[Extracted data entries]

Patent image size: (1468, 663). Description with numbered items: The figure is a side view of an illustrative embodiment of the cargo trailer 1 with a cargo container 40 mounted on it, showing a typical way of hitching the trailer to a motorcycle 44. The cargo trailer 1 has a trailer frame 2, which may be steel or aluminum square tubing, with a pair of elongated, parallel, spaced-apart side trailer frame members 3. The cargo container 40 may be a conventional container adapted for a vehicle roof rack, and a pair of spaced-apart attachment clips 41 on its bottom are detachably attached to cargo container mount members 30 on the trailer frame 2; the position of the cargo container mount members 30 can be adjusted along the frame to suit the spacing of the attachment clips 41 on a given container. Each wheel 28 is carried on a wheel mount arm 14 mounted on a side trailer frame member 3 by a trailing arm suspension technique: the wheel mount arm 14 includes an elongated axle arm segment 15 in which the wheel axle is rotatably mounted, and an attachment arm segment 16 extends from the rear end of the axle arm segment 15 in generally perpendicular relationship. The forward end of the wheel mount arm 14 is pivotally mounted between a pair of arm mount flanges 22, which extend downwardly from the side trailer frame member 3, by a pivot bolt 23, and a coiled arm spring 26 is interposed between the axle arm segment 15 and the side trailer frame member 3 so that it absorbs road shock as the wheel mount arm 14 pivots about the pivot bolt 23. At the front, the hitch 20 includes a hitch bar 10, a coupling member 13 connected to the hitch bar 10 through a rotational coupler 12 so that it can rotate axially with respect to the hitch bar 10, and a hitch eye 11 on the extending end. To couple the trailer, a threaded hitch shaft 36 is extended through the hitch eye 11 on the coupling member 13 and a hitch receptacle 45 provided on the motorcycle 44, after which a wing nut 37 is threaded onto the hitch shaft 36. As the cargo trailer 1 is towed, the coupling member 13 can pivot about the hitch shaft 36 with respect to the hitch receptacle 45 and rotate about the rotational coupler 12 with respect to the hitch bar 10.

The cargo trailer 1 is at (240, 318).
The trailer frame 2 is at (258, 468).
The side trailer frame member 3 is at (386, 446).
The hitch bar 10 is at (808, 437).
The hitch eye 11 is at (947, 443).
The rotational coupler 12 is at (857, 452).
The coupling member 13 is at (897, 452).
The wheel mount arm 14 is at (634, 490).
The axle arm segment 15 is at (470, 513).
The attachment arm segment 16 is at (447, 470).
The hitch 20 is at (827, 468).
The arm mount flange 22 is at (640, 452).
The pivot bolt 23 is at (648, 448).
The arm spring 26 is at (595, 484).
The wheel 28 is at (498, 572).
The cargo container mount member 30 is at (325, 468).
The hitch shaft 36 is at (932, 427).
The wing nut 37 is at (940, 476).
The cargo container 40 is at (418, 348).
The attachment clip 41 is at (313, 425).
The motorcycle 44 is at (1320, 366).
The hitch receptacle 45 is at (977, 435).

• [GOAL]: Turn the data above into a numbered list with one item per line, leaving out any blank lines.

• [ANSWER FOR THE TASK]:
1. Patent image size: (1468, 663). Description with numbered items: The figure is a side view of an illustrative embodiment of the cargo trailer 1 with a cargo container 40 mounted on it, showing a typical way of hitching the trailer to a motorcycle 44. The cargo trailer 1 has a trailer frame 2, which may be steel or aluminum square tubing, with a pair of elongated, parallel, spaced-apart side trailer frame members 3. The cargo container 40 may be a conventional container adapted for a vehicle roof rack, and a pair of spaced-apart attachment clips 41 on its bottom are detachably attached to cargo container mount members 30 on the trailer frame 2; the position of the cargo container mount members 30 can be adjusted along the frame to suit the spacing of the attachment clips 41 on a given container. Each wheel 28 is carried on a wheel mount arm 14 mounted on a side trailer frame member 3 by a trailing arm suspension technique: the wheel mount arm 14 includes an elongated axle arm segment 15 in which the wheel axle is rotatably mounted, and an attachment arm segment 16 extends from the rear end of the axle arm segment 15 in generally perpendicular relationship. The forward end of the wheel mount arm 14 is pivotally mounted between a pair of arm mount flanges 22, which extend downwardly from the side trailer frame member 3, by a pivot bolt 23, and a coiled arm spring 26 is interposed between the axle arm segment 15 and the side trailer frame member 3 so that it absorbs road shock as the wheel mount arm 14 pivots about the pivot bolt 23. At the front, the hitch 20 includes a hitch bar 10, a coupling member 13 connected to the hitch bar 10 through a rotational coupler 12 so that it can rotate axially with respect to the hitch bar 10, and a hitch eye 11 on the extending end. To couple the trailer, a threaded hitch shaft 36 is extended through the hitch eye 11 on the coupling member 13 and a hitch receptacle 45 provided on the motorcycle 44, after which a wing nut 37 is threaded onto the hitch shaft 36. As the cargo trailer 1 is towed, the coupling member 13 can pivot about the hitch shaft 36 with respect to the hitch receptacle 45 and rotate about the rotational coupler 12 with respect to the hitch bar 10.
2. The cargo trailer 1 is at (240, 318).
3. The trailer frame 2 is at (258, 468).
4. The side trailer frame member 3 is at (386, 446).
5. The hitch bar 10 is at (808, 437).
6. The hitch eye 11 is at (947, 443).
7. The rotational coupler 12 is at (857, 452).
8. The coupling member 13 is at (897, 452).
9. The wheel mount arm 14 is at (634, 490).
10. The axle arm segment 15 is at (470, 513).
11. The attachment arm segment 16 is at (447, 470).
12. The hitch 20 is at (827, 468).
13. The arm mount flange 22 is at (640, 452).
14. The pivot bolt 23 is at (648, 448).
15. The arm spring 26 is at (595, 484).
16. The wheel 28 is at (498, 572).
17. The cargo container mount member 30 is at (325, 468).
18. The hitch shaft 36 is at (932, 427).
19. The wing nut 37 is at (940, 476).
20. The cargo container 40 is at (418, 348).
21. The attachment clip 41 is at (313, 425).
22. The motorcycle 44 is at (1320, 366).
23. The hitch receptacle 45 is at (977, 435).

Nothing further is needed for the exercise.